◆ CHALLENGE
The records below are to be quoted in full; please keep every word exact.

◆ DATA PROVIDED
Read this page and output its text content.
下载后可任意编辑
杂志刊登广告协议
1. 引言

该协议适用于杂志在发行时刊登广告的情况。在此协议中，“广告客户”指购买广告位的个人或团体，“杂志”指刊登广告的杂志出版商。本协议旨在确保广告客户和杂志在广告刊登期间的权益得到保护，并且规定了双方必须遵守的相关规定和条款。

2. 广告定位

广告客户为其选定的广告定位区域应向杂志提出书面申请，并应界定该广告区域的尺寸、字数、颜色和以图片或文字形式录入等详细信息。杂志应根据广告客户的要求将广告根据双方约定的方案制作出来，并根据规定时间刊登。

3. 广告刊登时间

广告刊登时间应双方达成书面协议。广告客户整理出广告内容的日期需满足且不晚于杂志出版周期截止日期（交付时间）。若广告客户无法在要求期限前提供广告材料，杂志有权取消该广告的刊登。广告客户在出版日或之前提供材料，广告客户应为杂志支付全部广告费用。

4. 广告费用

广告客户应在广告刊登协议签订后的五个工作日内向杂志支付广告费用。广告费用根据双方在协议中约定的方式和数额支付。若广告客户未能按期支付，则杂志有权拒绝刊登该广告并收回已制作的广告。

◆ COMPLETED EXERCISE
Read this page and output its text content.
下载后可任意编辑
杂志刊登广告协议
1. 引言

该协议适用于杂志在发行时刊登广告的情况。在此协议中，“广告客户”指购买广告位的个人或团体，“杂志”指刊登广告的杂志出版商。本协议旨在确保广告客户和杂志在广告刊登期间的权益得到保护，并且规定了双方必须遵守的相关规定和条款。

2. 广告定位

广告客户为其选定的广告定位区域应向杂志提出书面申请，并应界定该广告区域的尺寸、字数、颜色和以图片或文字形式录入等详细信息。杂志应根据广告客户的要求将广告根据双方约定的方案制作出来，并根据规定时间刊登。

3. 广告刊登时间

广告刊登时间应双方达成书面协议。广告客户整理出广告内容的日期需满足且不晚于杂志出版周期截止日期（交付时间）。若广告客户无法在要求期限前提供广告材料，杂志有权取消该广告的刊登。广告客户在出版日或之前提供材料，广告客户应为杂志支付全部广告费用。

4. 广告费用

广告客户应在广告刊登协议签订后的五个工作日内向杂志支付广告费用。广告费用根据双方在协议中约定的方式和数额支付。若广告客户未能按期支付，则杂志有权拒绝刊登该广告并收回已制作的广告。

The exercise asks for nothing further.